**Problem statement:** Transcribe the records below exactly as they appear, omitting any pictures.

**Excerpted records:**
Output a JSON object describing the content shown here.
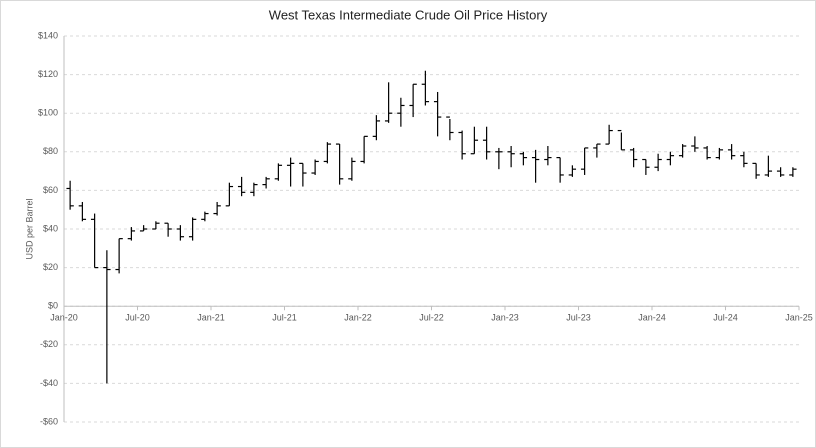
{
  "chart_data": {
    "type": "ohlc",
    "title": "West Texas Intermediate Crude Oil Price History",
    "y_label": "USD per Barrel",
    "x": [
      "2020-01",
      "2020-02",
      "2020-03",
      "2020-04",
      "2020-05",
      "2020-06",
      "2020-07",
      "2020-08",
      "2020-09",
      "2020-10",
      "2020-11",
      "2020-12",
      "2021-01",
      "2021-02",
      "2021-03",
      "2021-04",
      "2021-05",
      "2021-06",
      "2021-07",
      "2021-08",
      "2021-09",
      "2021-10",
      "2021-11",
      "2021-12",
      "2022-01",
      "2022-02",
      "2022-03",
      "2022-04",
      "2022-05",
      "2022-06",
      "2022-07",
      "2022-08",
      "2022-09",
      "2022-10",
      "2022-11",
      "2022-12",
      "2023-01",
      "2023-02",
      "2023-03",
      "2023-04",
      "2023-05",
      "2023-06",
      "2023-07",
      "2023-08",
      "2023-09",
      "2023-10",
      "2023-11",
      "2023-12",
      "2024-01",
      "2024-02",
      "2024-03",
      "2024-04",
      "2024-05",
      "2024-06",
      "2024-07",
      "2024-08",
      "2024-09",
      "2024-10",
      "2024-11",
      "2024-12"
    ],
    "series": [
      {
        "name": "WTI",
        "color": "#000000",
        "open": [
          61,
          52,
          45,
          20,
          19,
          35,
          39,
          40,
          43,
          40,
          36,
          45,
          48,
          52,
          62,
          59,
          63,
          66,
          73,
          74,
          69,
          75,
          84,
          66,
          75,
          88,
          96,
          100,
          104,
          115,
          106,
          98,
          90,
          79,
          86,
          80,
          80,
          79,
          77,
          76,
          77,
          68,
          71,
          82,
          84,
          91,
          81,
          76,
          72,
          76,
          78,
          83,
          82,
          77,
          81,
          78,
          74,
          68,
          70,
          68
        ],
        "high": [
          65,
          54,
          48,
          29,
          35,
          41,
          42,
          44,
          43,
          42,
          46,
          49,
          54,
          64,
          67,
          64,
          67,
          74,
          77,
          74,
          76,
          85,
          84,
          77,
          88,
          99,
          116,
          108,
          115,
          122,
          111,
          97,
          91,
          93,
          93,
          82,
          83,
          80,
          81,
          83,
          77,
          73,
          82,
          84,
          94,
          90,
          82,
          76,
          79,
          80,
          84,
          88,
          83,
          82,
          84,
          80,
          74,
          78,
          72,
          72
        ],
        "low": [
          50,
          44,
          20,
          -40,
          17,
          34,
          39,
          40,
          36,
          34,
          34,
          44,
          47,
          52,
          57,
          57,
          61,
          65,
          62,
          62,
          68,
          74,
          63,
          65,
          74,
          86,
          95,
          93,
          98,
          104,
          88,
          86,
          76,
          79,
          76,
          71,
          72,
          73,
          64,
          73,
          64,
          67,
          68,
          77,
          84,
          81,
          72,
          68,
          70,
          73,
          77,
          80,
          76,
          76,
          76,
          72,
          66,
          67,
          67,
          67
        ],
        "close": [
          52,
          45,
          20,
          19,
          35,
          39,
          40,
          43,
          40,
          36,
          45,
          48,
          52,
          62,
          59,
          63,
          66,
          73,
          74,
          69,
          75,
          84,
          66,
          75,
          88,
          96,
          100,
          104,
          115,
          106,
          98,
          90,
          79,
          86,
          80,
          80,
          79,
          77,
          76,
          77,
          68,
          71,
          82,
          84,
          91,
          81,
          76,
          72,
          76,
          78,
          83,
          82,
          77,
          81,
          78,
          74,
          68,
          70,
          68,
          71
        ]
      }
    ],
    "xlim": [
      "2020-01",
      "2025-01"
    ],
    "xticks": [
      {
        "value": "2020-01",
        "label": "Jan-20"
      },
      {
        "value": "2020-07",
        "label": "Jul-20"
      },
      {
        "value": "2021-01",
        "label": "Jan-21"
      },
      {
        "value": "2021-07",
        "label": "Jul-21"
      },
      {
        "value": "2022-01",
        "label": "Jan-22"
      },
      {
        "value": "2022-07",
        "label": "Jul-22"
      },
      {
        "value": "2023-01",
        "label": "Jan-23"
      },
      {
        "value": "2023-07",
        "label": "Jul-23"
      },
      {
        "value": "2024-01",
        "label": "Jan-24"
      },
      {
        "value": "2024-07",
        "label": "Jul-24"
      },
      {
        "value": "2025-01",
        "label": "Jan-25"
      }
    ],
    "ylim": [
      -60,
      140
    ],
    "yticks": [
      {
        "value": -60,
        "label": "-$60"
      },
      {
        "value": -40,
        "label": "-$40"
      },
      {
        "value": -20,
        "label": "-$20"
      },
      {
        "value": 0,
        "label": "$0"
      },
      {
        "value": 20,
        "label": "$20"
      },
      {
        "value": 40,
        "label": "$40"
      },
      {
        "value": 60,
        "label": "$60"
      },
      {
        "value": 80,
        "label": "$80"
      },
      {
        "value": 100,
        "label": "$100"
      },
      {
        "value": 120,
        "label": "$120"
      },
      {
        "value": 140,
        "label": "$140"
      }
    ],
    "grid": true
  }
}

**Exercise answer:**
Output a JSON object describing the content shown here.
{
  "chart_data": {
    "type": "ohlc",
    "title": "West Texas Intermediate Crude Oil Price History",
    "y_label": "USD per Barrel",
    "x": [
      "2020-01",
      "2020-02",
      "2020-03",
      "2020-04",
      "2020-05",
      "2020-06",
      "2020-07",
      "2020-08",
      "2020-09",
      "2020-10",
      "2020-11",
      "2020-12",
      "2021-01",
      "2021-02",
      "2021-03",
      "2021-04",
      "2021-05",
      "2021-06",
      "2021-07",
      "2021-08",
      "2021-09",
      "2021-10",
      "2021-11",
      "2021-12",
      "2022-01",
      "2022-02",
      "2022-03",
      "2022-04",
      "2022-05",
      "2022-06",
      "2022-07",
      "2022-08",
      "2022-09",
      "2022-10",
      "2022-11",
      "2022-12",
      "2023-01",
      "2023-02",
      "2023-03",
      "2023-04",
      "2023-05",
      "2023-06",
      "2023-07",
      "2023-08",
      "2023-09",
      "2023-10",
      "2023-11",
      "2023-12",
      "2024-01",
      "2024-02",
      "2024-03",
      "2024-04",
      "2024-05",
      "2024-06",
      "2024-07",
      "2024-08",
      "2024-09",
      "2024-10",
      "2024-11",
      "2024-12"
    ],
    "series": [
      {
        "name": "WTI",
        "color": "#000000",
        "open": [
          61,
          52,
          45,
          20,
          19,
          35,
          39,
          40,
          43,
          40,
          36,
          45,
          48,
          52,
          62,
          59,
          63,
          66,
          73,
          74,
          69,
          75,
          84,
          66,
          75,
          88,
          96,
          100,
          104,
          115,
          106,
          98,
          90,
          79,
          86,
          80,
          80,
          79,
          77,
          76,
          77,
          68,
          71,
          82,
          84,
          91,
          81,
          76,
          72,
          76,
          78,
          83,
          82,
          77,
          81,
          78,
          74,
          68,
          70,
          68
        ],
        "high": [
          65,
          54,
          48,
          29,
          35,
          41,
          42,
          44,
          43,
          42,
          46,
          49,
          54,
          64,
          67,
          64,
          67,
          74,
          77,
          74,
          76,
          85,
          84,
          77,
          88,
          99,
          116,
          108,
          115,
          122,
          111,
          97,
          91,
          93,
          93,
          82,
          83,
          80,
          81,
          83,
          77,
          73,
          82,
          84,
          94,
          90,
          82,
          76,
          79,
          80,
          84,
          88,
          83,
          82,
          84,
          80,
          74,
          78,
          72,
          72
        ],
        "low": [
          50,
          44,
          20,
          -40,
          17,
          34,
          39,
          40,
          36,
          34,
          34,
          44,
          47,
          52,
          57,
          57,
          61,
          65,
          62,
          62,
          68,
          74,
          63,
          65,
          74,
          86,
          95,
          93,
          98,
          104,
          88,
          86,
          76,
          79,
          76,
          71,
          72,
          73,
          64,
          73,
          64,
          67,
          68,
          77,
          84,
          81,
          72,
          68,
          70,
          73,
          77,
          80,
          76,
          76,
          76,
          72,
          66,
          67,
          67,
          67
        ],
        "close": [
          52,
          45,
          20,
          19,
          35,
          39,
          40,
          43,
          40,
          36,
          45,
          48,
          52,
          62,
          59,
          63,
          66,
          73,
          74,
          69,
          75,
          84,
          66,
          75,
          88,
          96,
          100,
          104,
          115,
          106,
          98,
          90,
          79,
          86,
          80,
          80,
          79,
          77,
          76,
          77,
          68,
          71,
          82,
          84,
          91,
          81,
          76,
          72,
          76,
          78,
          83,
          82,
          77,
          81,
          78,
          74,
          68,
          70,
          68,
          71
        ]
      }
    ],
    "xlim": [
      "2020-01",
      "2025-01"
    ],
    "xticks": [
      {
        "value": "2020-01",
        "label": "Jan-20"
      },
      {
        "value": "2020-07",
        "label": "Jul-20"
      },
      {
        "value": "2021-01",
        "label": "Jan-21"
      },
      {
        "value": "2021-07",
        "label": "Jul-21"
      },
      {
        "value": "2022-01",
        "label": "Jan-22"
      },
      {
        "value": "2022-07",
        "label": "Jul-22"
      },
      {
        "value": "2023-01",
        "label": "Jan-23"
      },
      {
        "value": "2023-07",
        "label": "Jul-23"
      },
      {
        "value": "2024-01",
        "label": "Jan-24"
      },
      {
        "value": "2024-07",
        "label": "Jul-24"
      },
      {
        "value": "2025-01",
        "label": "Jan-25"
      }
    ],
    "ylim": [
      -60,
      140
    ],
    "yticks": [
      {
        "value": -60,
        "label": "-$60"
      },
      {
        "value": -40,
        "label": "-$40"
      },
      {
        "value": -20,
        "label": "-$20"
      },
      {
        "value": 0,
        "label": "$0"
      },
      {
        "value": 20,
        "label": "$20"
      },
      {
        "value": 40,
        "label": "$40"
      },
      {
        "value": 60,
        "label": "$60"
      },
      {
        "value": 80,
        "label": "$80"
      },
      {
        "value": 100,
        "label": "$100"
      },
      {
        "value": 120,
        "label": "$120"
      },
      {
        "value": 140,
        "label": "$140"
      }
    ],
    "grid": true
  }
}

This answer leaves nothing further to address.